Listing:

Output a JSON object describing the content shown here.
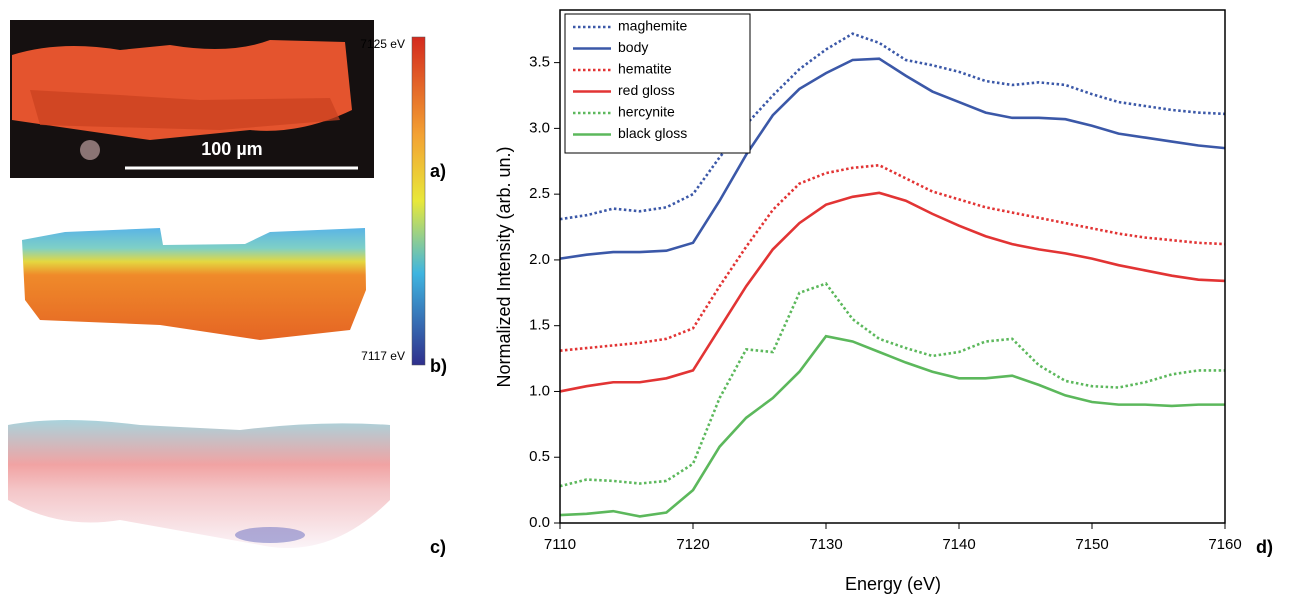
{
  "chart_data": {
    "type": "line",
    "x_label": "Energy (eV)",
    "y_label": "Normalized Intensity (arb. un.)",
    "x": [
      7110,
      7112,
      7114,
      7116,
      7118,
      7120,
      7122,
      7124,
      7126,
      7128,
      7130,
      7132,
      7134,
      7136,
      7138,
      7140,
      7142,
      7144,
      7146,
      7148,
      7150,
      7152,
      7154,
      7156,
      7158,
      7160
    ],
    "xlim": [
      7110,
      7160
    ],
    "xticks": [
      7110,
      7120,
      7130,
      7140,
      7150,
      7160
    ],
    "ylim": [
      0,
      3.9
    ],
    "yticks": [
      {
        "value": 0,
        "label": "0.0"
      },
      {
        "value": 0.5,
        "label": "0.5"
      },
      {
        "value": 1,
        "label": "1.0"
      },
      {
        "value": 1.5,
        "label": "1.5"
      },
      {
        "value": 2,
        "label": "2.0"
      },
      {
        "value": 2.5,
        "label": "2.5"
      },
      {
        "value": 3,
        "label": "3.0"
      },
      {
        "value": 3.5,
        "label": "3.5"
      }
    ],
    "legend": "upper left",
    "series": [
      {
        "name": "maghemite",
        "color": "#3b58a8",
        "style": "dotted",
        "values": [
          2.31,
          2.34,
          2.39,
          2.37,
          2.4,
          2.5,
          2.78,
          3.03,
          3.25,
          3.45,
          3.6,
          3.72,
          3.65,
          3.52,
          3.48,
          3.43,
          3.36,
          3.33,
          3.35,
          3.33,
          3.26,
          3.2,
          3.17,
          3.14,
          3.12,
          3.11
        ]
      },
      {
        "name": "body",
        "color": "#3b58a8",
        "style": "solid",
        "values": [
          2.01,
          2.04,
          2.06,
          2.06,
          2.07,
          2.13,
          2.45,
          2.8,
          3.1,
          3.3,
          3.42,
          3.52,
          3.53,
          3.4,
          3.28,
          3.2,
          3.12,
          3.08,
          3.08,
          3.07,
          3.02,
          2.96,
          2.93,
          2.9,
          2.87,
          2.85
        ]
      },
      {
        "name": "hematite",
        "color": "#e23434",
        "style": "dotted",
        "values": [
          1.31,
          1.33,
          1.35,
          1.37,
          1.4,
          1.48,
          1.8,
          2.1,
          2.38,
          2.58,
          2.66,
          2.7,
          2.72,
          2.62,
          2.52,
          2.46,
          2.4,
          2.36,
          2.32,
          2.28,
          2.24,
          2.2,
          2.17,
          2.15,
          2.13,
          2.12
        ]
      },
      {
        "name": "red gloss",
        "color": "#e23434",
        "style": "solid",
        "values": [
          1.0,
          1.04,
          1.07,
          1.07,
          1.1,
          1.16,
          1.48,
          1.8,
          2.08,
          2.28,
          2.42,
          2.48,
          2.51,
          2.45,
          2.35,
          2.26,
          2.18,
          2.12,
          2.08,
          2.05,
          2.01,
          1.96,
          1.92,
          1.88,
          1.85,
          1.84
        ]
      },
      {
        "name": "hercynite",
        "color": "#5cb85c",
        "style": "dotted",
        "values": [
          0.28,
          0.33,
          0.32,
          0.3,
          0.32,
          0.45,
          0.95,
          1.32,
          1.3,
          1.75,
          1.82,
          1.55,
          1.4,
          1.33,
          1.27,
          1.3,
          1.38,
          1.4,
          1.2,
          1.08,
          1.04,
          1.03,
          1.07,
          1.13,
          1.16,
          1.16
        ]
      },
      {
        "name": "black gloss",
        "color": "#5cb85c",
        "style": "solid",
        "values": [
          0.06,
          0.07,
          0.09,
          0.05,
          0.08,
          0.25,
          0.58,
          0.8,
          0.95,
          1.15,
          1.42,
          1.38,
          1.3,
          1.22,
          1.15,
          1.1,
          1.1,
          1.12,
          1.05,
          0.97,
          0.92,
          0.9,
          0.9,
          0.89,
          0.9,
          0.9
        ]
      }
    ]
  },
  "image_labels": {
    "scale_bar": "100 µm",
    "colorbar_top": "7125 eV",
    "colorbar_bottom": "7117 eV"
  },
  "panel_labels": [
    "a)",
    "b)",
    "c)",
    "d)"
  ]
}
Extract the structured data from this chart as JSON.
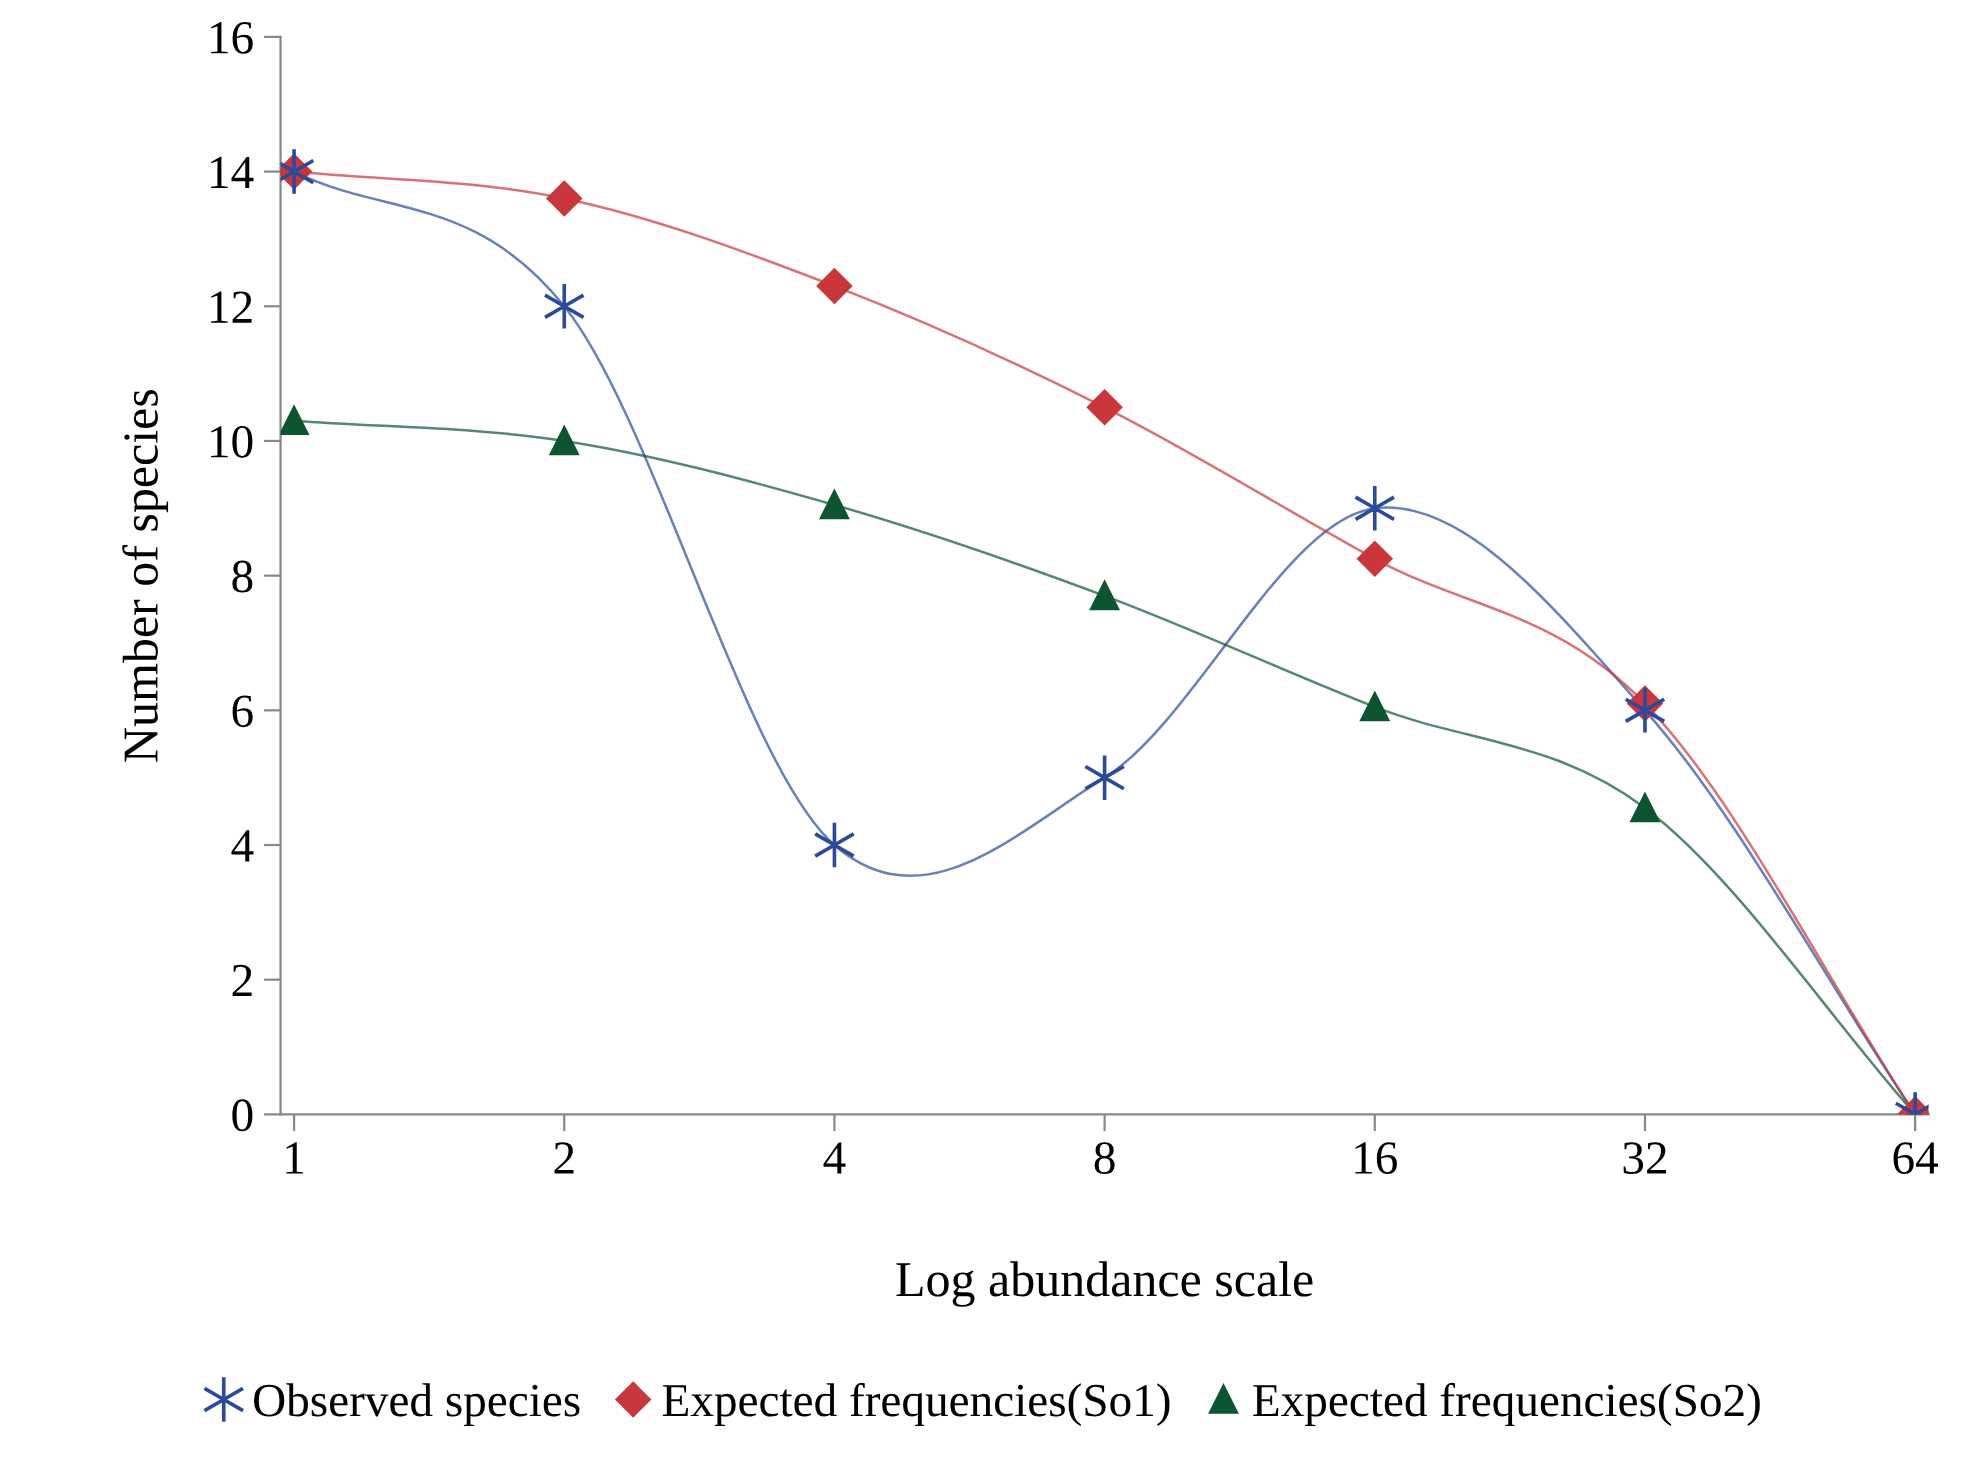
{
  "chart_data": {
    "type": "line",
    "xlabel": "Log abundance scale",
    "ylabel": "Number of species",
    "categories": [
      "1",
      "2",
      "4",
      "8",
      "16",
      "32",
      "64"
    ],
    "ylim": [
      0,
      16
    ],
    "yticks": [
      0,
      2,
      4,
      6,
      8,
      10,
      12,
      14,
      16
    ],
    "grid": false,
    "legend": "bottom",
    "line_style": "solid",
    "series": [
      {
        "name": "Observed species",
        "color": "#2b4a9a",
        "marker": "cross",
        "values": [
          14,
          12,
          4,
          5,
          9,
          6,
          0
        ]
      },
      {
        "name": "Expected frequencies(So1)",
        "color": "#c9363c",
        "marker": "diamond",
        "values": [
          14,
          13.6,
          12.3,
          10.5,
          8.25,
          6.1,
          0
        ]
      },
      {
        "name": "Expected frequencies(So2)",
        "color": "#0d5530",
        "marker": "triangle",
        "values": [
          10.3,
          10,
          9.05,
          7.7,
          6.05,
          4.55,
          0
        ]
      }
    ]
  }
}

What is asked: Keep every word of the data as it is when you write it out, but drop the pictures.

In response:
Output a JSON object describing the content shown here.
{
  "chart_data": {
    "type": "line",
    "x_label": "Energy (eV)",
    "y_label": "Normalized Intensity (arb. un.)",
    "x": [
      7110,
      7112,
      7114,
      7116,
      7118,
      7120,
      7122,
      7124,
      7126,
      7128,
      7130,
      7132,
      7134,
      7136,
      7138,
      7140,
      7142,
      7144,
      7146,
      7148,
      7150,
      7152,
      7154,
      7156,
      7158,
      7160
    ],
    "xlim": [
      7110,
      7160
    ],
    "xticks": [
      7110,
      7120,
      7130,
      7140,
      7150,
      7160
    ],
    "ylim": [
      0,
      3.9
    ],
    "yticks": [
      {
        "value": 0,
        "label": "0.0"
      },
      {
        "value": 0.5,
        "label": "0.5"
      },
      {
        "value": 1,
        "label": "1.0"
      },
      {
        "value": 1.5,
        "label": "1.5"
      },
      {
        "value": 2,
        "label": "2.0"
      },
      {
        "value": 2.5,
        "label": "2.5"
      },
      {
        "value": 3,
        "label": "3.0"
      },
      {
        "value": 3.5,
        "label": "3.5"
      }
    ],
    "legend": "upper left",
    "series": [
      {
        "name": "maghemite",
        "color": "#3b58a8",
        "style": "dotted",
        "values": [
          2.31,
          2.34,
          2.39,
          2.37,
          2.4,
          2.5,
          2.78,
          3.03,
          3.25,
          3.45,
          3.6,
          3.72,
          3.65,
          3.52,
          3.48,
          3.43,
          3.36,
          3.33,
          3.35,
          3.33,
          3.26,
          3.2,
          3.17,
          3.14,
          3.12,
          3.11
        ]
      },
      {
        "name": "body",
        "color": "#3b58a8",
        "style": "solid",
        "values": [
          2.01,
          2.04,
          2.06,
          2.06,
          2.07,
          2.13,
          2.45,
          2.8,
          3.1,
          3.3,
          3.42,
          3.52,
          3.53,
          3.4,
          3.28,
          3.2,
          3.12,
          3.08,
          3.08,
          3.07,
          3.02,
          2.96,
          2.93,
          2.9,
          2.87,
          2.85
        ]
      },
      {
        "name": "hematite",
        "color": "#e23434",
        "style": "dotted",
        "values": [
          1.31,
          1.33,
          1.35,
          1.37,
          1.4,
          1.48,
          1.8,
          2.1,
          2.38,
          2.58,
          2.66,
          2.7,
          2.72,
          2.62,
          2.52,
          2.46,
          2.4,
          2.36,
          2.32,
          2.28,
          2.24,
          2.2,
          2.17,
          2.15,
          2.13,
          2.12
        ]
      },
      {
        "name": "red gloss",
        "color": "#e23434",
        "style": "solid",
        "values": [
          1.0,
          1.04,
          1.07,
          1.07,
          1.1,
          1.16,
          1.48,
          1.8,
          2.08,
          2.28,
          2.42,
          2.48,
          2.51,
          2.45,
          2.35,
          2.26,
          2.18,
          2.12,
          2.08,
          2.05,
          2.01,
          1.96,
          1.92,
          1.88,
          1.85,
          1.84
        ]
      },
      {
        "name": "hercynite",
        "color": "#5cb85c",
        "style": "dotted",
        "values": [
          0.28,
          0.33,
          0.32,
          0.3,
          0.32,
          0.45,
          0.95,
          1.32,
          1.3,
          1.75,
          1.82,
          1.55,
          1.4,
          1.33,
          1.27,
          1.3,
          1.38,
          1.4,
          1.2,
          1.08,
          1.04,
          1.03,
          1.07,
          1.13,
          1.16,
          1.16
        ]
      },
      {
        "name": "black gloss",
        "color": "#5cb85c",
        "style": "solid",
        "values": [
          0.06,
          0.07,
          0.09,
          0.05,
          0.08,
          0.25,
          0.58,
          0.8,
          0.95,
          1.15,
          1.42,
          1.38,
          1.3,
          1.22,
          1.15,
          1.1,
          1.1,
          1.12,
          1.05,
          0.97,
          0.92,
          0.9,
          0.9,
          0.89,
          0.9,
          0.9
        ]
      }
    ]
  },
  "image_labels": {
    "scale_bar": "100 µm",
    "colorbar_top": "7125 eV",
    "colorbar_bottom": "7117 eV"
  },
  "panel_labels": [
    "a)",
    "b)",
    "c)",
    "d)"
  ]
}
Extract the structured data from this chart as JSON.
{
  "chart_data": {
    "type": "line",
    "xlabel": "Log abundance scale",
    "ylabel": "Number of species",
    "categories": [
      "1",
      "2",
      "4",
      "8",
      "16",
      "32",
      "64"
    ],
    "ylim": [
      0,
      16
    ],
    "yticks": [
      0,
      2,
      4,
      6,
      8,
      10,
      12,
      14,
      16
    ],
    "grid": false,
    "legend": "bottom",
    "line_style": "solid",
    "series": [
      {
        "name": "Observed species",
        "color": "#2b4a9a",
        "marker": "cross",
        "values": [
          14,
          12,
          4,
          5,
          9,
          6,
          0
        ]
      },
      {
        "name": "Expected frequencies(So1)",
        "color": "#c9363c",
        "marker": "diamond",
        "values": [
          14,
          13.6,
          12.3,
          10.5,
          8.25,
          6.1,
          0
        ]
      },
      {
        "name": "Expected frequencies(So2)",
        "color": "#0d5530",
        "marker": "triangle",
        "values": [
          10.3,
          10,
          9.05,
          7.7,
          6.05,
          4.55,
          0
        ]
      }
    ]
  }
}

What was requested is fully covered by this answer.